##### Data shown

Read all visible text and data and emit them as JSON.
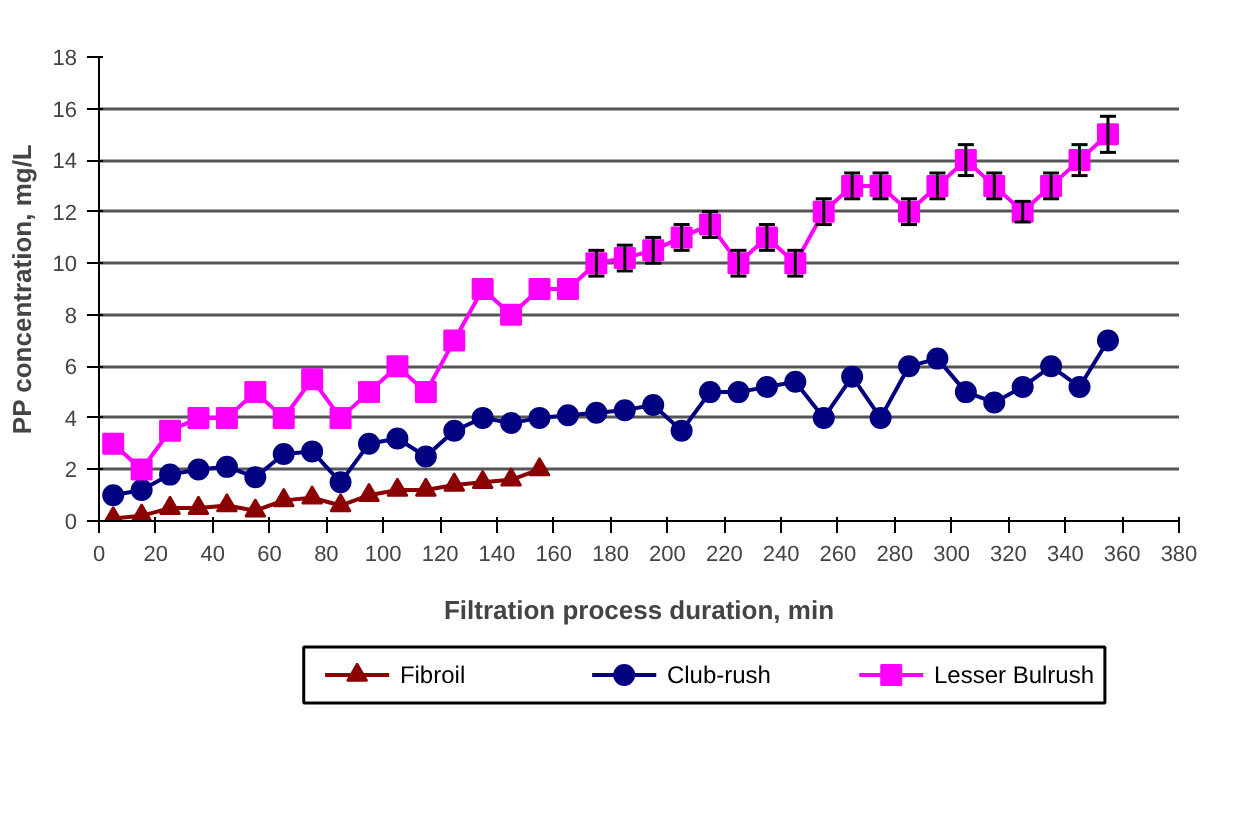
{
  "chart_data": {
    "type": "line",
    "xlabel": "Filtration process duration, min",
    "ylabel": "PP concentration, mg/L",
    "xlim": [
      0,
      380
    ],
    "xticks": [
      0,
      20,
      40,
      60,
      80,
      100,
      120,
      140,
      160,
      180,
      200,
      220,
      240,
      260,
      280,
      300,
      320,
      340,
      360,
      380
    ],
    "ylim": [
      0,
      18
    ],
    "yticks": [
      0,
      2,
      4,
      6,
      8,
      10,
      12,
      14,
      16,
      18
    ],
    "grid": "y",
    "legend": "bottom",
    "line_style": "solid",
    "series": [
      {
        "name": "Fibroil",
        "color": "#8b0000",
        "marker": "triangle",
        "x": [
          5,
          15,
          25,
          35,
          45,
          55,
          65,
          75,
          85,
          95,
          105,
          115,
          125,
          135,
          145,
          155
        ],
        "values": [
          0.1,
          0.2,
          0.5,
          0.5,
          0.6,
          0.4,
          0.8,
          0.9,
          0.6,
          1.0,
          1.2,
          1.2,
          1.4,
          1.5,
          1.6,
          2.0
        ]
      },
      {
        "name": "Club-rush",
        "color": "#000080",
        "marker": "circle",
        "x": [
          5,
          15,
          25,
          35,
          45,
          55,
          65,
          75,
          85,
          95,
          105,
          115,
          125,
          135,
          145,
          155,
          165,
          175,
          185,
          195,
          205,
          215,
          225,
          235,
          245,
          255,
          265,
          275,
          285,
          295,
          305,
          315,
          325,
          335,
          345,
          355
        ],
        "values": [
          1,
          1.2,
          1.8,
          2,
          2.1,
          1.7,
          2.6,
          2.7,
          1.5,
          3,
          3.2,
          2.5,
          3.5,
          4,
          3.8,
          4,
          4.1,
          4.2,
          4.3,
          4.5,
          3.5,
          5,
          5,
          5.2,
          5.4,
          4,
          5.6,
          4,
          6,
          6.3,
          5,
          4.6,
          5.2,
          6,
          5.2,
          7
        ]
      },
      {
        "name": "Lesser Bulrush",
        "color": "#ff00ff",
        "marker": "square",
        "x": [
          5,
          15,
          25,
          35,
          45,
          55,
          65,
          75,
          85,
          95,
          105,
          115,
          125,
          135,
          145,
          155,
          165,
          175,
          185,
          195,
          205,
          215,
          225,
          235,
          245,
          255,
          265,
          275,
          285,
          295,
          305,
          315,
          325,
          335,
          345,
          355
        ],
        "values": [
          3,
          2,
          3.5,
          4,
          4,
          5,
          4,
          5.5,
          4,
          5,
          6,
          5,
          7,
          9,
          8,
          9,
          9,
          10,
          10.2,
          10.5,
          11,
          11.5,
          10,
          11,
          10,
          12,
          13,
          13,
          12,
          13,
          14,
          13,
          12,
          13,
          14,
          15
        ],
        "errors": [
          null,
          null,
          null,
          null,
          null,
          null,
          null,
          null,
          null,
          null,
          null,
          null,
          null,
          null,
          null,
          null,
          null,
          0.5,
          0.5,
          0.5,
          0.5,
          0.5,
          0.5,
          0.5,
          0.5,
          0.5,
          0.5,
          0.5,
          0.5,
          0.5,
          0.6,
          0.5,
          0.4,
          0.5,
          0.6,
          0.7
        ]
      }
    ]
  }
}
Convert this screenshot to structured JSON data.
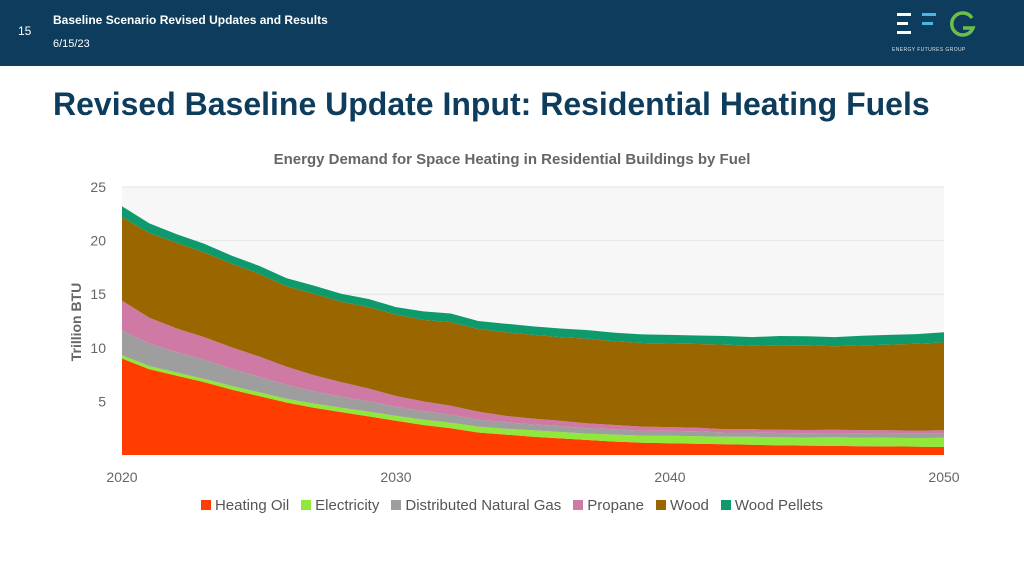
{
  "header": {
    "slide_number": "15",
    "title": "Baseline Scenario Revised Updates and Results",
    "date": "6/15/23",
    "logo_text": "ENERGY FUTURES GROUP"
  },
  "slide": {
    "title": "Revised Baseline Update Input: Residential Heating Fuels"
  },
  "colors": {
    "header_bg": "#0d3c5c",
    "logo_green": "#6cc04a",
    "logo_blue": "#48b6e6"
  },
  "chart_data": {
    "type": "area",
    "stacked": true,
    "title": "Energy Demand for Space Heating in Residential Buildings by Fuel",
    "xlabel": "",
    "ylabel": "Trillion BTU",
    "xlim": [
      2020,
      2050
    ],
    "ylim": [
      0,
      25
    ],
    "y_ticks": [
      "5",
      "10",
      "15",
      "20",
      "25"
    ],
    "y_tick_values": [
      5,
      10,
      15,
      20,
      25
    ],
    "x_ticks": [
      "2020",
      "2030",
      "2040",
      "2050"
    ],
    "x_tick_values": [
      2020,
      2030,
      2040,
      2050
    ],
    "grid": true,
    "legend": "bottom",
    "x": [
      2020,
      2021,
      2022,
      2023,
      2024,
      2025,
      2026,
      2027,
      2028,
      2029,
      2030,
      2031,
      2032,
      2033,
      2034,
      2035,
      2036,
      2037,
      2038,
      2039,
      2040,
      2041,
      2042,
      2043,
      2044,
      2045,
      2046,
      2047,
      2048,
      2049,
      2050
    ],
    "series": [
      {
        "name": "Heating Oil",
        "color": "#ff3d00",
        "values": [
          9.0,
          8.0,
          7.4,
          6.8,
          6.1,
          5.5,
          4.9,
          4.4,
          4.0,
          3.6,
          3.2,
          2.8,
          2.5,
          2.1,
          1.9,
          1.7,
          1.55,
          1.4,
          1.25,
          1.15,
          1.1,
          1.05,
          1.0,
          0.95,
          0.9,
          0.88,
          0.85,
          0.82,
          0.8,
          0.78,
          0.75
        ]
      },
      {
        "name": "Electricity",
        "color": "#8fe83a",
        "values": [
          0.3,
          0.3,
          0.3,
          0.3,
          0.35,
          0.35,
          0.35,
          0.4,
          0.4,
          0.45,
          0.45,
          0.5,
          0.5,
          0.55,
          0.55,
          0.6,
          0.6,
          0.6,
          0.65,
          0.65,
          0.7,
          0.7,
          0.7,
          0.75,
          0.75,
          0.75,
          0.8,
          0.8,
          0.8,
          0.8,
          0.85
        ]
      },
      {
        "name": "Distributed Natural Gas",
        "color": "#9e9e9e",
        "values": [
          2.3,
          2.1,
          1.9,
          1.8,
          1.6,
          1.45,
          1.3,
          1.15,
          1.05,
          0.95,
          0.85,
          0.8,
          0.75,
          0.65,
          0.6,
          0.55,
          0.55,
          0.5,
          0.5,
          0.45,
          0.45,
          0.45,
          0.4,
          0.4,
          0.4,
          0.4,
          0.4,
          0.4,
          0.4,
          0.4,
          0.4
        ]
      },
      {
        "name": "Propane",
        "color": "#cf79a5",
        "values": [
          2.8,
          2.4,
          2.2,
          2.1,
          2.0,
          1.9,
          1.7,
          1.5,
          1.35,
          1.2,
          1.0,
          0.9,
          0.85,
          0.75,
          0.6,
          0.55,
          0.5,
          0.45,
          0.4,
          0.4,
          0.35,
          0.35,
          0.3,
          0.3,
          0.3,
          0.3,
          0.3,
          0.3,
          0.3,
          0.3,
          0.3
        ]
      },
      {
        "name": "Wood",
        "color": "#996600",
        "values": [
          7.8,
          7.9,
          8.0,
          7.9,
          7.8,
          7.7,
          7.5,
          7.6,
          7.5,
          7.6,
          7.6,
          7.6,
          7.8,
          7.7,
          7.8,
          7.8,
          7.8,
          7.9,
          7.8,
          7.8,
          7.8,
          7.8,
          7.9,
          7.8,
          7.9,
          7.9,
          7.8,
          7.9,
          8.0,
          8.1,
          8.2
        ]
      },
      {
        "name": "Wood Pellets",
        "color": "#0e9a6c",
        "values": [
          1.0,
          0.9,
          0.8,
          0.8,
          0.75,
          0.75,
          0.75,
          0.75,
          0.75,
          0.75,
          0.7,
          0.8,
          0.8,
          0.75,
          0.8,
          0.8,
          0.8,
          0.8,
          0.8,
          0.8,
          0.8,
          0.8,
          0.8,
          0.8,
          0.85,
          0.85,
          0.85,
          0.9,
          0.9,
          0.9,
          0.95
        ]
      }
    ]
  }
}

##########
##### Data shown

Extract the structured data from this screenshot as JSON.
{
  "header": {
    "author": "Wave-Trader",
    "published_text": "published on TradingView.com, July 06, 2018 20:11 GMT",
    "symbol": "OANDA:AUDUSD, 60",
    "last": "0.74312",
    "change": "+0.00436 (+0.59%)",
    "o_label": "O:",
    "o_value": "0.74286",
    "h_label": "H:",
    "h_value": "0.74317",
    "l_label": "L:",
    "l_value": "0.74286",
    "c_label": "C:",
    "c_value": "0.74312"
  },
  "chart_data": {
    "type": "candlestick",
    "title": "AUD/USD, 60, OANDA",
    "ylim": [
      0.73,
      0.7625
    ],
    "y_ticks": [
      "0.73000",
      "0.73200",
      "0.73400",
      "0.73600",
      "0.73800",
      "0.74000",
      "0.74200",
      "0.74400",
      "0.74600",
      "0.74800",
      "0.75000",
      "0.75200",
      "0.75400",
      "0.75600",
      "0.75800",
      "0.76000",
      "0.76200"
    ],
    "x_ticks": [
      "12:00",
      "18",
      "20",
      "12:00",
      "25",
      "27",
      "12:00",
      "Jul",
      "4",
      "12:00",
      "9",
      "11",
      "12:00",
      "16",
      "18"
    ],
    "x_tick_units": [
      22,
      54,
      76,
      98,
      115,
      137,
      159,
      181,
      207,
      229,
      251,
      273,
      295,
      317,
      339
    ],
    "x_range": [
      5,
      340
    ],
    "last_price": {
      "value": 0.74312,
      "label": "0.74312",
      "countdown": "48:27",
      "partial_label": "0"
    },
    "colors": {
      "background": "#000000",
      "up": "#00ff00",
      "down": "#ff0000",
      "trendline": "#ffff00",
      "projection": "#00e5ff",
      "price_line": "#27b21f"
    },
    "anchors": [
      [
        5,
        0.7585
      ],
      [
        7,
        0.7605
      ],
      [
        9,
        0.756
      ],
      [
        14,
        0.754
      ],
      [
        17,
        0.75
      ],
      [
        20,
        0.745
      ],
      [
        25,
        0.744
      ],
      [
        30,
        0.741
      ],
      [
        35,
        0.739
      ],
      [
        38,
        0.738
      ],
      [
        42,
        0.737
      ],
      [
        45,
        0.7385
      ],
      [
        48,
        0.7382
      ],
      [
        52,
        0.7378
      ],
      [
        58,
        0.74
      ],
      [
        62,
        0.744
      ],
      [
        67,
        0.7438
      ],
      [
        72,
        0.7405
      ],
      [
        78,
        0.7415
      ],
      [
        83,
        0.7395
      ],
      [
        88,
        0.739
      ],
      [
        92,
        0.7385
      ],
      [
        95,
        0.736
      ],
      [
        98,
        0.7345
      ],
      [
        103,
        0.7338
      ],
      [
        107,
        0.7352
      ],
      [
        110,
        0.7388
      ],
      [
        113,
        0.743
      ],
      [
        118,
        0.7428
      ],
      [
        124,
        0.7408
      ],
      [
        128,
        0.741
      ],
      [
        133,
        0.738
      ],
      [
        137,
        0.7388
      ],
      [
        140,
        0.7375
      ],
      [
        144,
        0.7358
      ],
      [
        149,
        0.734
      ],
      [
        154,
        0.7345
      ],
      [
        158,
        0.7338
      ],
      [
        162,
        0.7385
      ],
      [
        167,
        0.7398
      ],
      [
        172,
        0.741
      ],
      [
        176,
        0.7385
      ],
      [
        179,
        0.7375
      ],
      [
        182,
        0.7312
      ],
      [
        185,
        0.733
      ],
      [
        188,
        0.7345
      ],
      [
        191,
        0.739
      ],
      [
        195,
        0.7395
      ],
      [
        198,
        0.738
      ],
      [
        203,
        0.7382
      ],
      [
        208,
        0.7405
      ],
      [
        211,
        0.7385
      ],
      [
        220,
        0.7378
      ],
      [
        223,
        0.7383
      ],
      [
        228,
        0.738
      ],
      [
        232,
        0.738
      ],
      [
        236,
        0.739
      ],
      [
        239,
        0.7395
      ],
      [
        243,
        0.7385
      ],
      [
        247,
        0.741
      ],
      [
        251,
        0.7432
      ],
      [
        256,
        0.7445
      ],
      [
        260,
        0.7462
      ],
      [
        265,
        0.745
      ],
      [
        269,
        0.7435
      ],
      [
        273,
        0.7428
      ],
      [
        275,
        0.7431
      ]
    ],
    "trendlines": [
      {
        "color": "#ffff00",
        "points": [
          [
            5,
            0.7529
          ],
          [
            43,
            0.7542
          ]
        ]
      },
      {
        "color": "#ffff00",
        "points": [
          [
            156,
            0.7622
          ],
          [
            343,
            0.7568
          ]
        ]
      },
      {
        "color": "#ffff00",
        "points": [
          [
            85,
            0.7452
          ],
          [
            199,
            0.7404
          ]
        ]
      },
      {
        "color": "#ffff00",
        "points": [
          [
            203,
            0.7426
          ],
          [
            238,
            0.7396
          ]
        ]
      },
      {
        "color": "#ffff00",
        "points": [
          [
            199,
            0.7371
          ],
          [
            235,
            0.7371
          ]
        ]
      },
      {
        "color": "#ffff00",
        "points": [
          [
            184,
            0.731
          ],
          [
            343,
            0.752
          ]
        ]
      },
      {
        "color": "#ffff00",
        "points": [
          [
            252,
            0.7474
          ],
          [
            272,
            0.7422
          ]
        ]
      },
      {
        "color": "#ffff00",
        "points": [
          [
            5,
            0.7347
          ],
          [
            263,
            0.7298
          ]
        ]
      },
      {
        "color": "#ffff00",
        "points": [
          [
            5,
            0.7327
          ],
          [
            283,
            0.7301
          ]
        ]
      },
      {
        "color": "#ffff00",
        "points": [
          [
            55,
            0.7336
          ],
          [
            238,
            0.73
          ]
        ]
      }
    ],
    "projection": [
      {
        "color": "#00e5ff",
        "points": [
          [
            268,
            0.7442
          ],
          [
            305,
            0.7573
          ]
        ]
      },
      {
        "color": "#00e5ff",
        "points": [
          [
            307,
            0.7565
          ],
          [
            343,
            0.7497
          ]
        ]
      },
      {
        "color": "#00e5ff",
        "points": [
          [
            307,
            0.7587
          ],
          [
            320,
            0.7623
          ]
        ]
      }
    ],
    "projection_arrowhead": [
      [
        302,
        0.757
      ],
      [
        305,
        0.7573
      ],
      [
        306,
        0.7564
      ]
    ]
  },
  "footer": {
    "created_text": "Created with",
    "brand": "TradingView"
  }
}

##########

Stated problem —
Pull every line holding "Revised" out of the records.

The completed task —
    "title": "Baseline Scenario Revised Updates and Results",
    "title": "Revised Baseline Update Input: Residential Heating Fuels"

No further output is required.